## Begin
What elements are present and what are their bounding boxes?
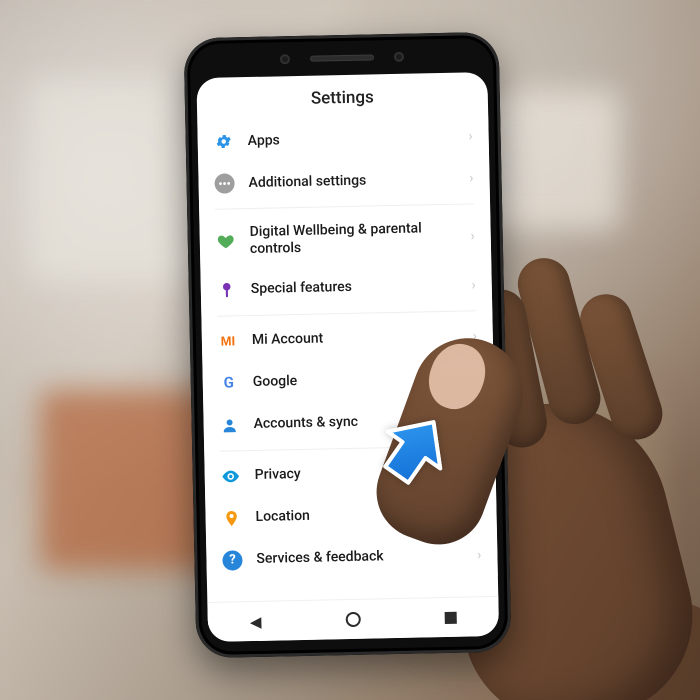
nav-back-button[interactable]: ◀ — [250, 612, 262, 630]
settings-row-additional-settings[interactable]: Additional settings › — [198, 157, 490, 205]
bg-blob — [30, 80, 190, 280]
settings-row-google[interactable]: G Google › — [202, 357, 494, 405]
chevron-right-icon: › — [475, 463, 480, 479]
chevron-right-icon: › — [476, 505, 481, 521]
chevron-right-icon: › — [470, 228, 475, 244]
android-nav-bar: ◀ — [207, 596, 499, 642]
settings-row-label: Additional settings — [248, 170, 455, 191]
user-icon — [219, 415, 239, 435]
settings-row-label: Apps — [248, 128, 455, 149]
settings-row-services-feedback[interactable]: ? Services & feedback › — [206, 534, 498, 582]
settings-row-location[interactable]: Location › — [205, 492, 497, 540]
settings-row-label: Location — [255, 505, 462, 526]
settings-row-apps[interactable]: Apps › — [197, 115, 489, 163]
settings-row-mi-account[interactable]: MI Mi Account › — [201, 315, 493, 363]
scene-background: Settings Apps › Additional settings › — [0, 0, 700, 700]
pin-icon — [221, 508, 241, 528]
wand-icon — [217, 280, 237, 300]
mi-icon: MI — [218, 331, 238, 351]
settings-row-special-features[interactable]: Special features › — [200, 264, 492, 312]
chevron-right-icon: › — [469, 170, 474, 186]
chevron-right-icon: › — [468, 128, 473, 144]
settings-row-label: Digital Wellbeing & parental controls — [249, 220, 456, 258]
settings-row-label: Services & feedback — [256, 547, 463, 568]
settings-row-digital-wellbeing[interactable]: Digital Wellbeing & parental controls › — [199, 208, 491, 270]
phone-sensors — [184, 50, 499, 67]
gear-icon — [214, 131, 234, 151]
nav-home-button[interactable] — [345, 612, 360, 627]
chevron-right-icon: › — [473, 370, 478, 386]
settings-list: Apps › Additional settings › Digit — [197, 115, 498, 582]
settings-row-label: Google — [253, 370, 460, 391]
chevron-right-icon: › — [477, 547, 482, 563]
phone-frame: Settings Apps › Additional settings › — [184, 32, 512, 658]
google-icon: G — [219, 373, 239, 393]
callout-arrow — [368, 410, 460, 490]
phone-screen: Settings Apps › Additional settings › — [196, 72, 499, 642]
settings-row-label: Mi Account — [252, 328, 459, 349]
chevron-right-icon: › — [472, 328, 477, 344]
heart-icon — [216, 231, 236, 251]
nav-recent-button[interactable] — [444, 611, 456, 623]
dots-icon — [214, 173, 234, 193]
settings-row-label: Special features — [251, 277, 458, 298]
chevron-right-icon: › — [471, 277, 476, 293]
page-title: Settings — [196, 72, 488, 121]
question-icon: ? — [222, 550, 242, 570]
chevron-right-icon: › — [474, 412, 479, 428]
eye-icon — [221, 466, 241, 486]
## End
> **Given task**:
Please update the lines from the one that contains "nav-back-button[interactable]: ◀ —" through the one that contains "dots-icon — [214, 173, 234, 193]", replacing "chevron-right-icon" with "chevron-icon" and leaving everything else unchanged.

> **Correct response**:
nav-back-button[interactable]: ◀ — [250, 612, 262, 630]
settings-row-additional-settings[interactable]: Additional settings › — [198, 157, 490, 205]
bg-blob — [30, 80, 190, 280]
settings-row-google[interactable]: G Google › — [202, 357, 494, 405]
chevron-icon: › — [475, 463, 480, 479]
chevron-icon: › — [476, 505, 481, 521]
chevron-icon: › — [470, 228, 475, 244]
android-nav-bar: ◀ — [207, 596, 499, 642]
settings-row-label: Additional settings — [248, 170, 455, 191]
user-icon — [219, 415, 239, 435]
settings-row-label: Apps — [248, 128, 455, 149]
settings-row-services-feedback[interactable]: ? Services & feedback › — [206, 534, 498, 582]
settings-row-location[interactable]: Location › — [205, 492, 497, 540]
settings-row-label: Location — [255, 505, 462, 526]
settings-row-apps[interactable]: Apps › — [197, 115, 489, 163]
settings-row-mi-account[interactable]: MI Mi Account › — [201, 315, 493, 363]
scene-background: Settings Apps › Additional settings › — [0, 0, 700, 700]
pin-icon — [221, 508, 241, 528]
wand-icon — [217, 280, 237, 300]
mi-icon: MI — [218, 331, 238, 351]
settings-row-special-features[interactable]: Special features › — [200, 264, 492, 312]
chevron-icon: › — [469, 170, 474, 186]
chevron-icon: › — [468, 128, 473, 144]
settings-row-label: Digital Wellbeing & parental controls — [249, 220, 456, 258]
settings-row-label: Services & feedback — [256, 547, 463, 568]
settings-row-digital-wellbeing[interactable]: Digital Wellbeing & parental controls › — [199, 208, 491, 270]
phone-sensors — [184, 50, 499, 67]
gear-icon — [214, 131, 234, 151]
nav-home-button[interactable] — [345, 612, 360, 627]
chevron-icon: › — [473, 370, 478, 386]
settings-list: Apps › Additional settings › Digit — [197, 115, 498, 582]
settings-row-label: Google — [253, 370, 460, 391]
chevron-icon: › — [477, 547, 482, 563]
phone-frame: Settings Apps › Additional settings › — [184, 32, 512, 658]
google-icon: G — [219, 373, 239, 393]
callout-arrow — [368, 410, 460, 490]
phone-screen: Settings Apps › Additional settings › — [196, 72, 499, 642]
settings-row-label: Mi Account — [252, 328, 459, 349]
chevron-icon: › — [472, 328, 477, 344]
heart-icon — [216, 231, 236, 251]
nav-recent-button[interactable] — [444, 611, 456, 623]
dots-icon — [214, 173, 234, 193]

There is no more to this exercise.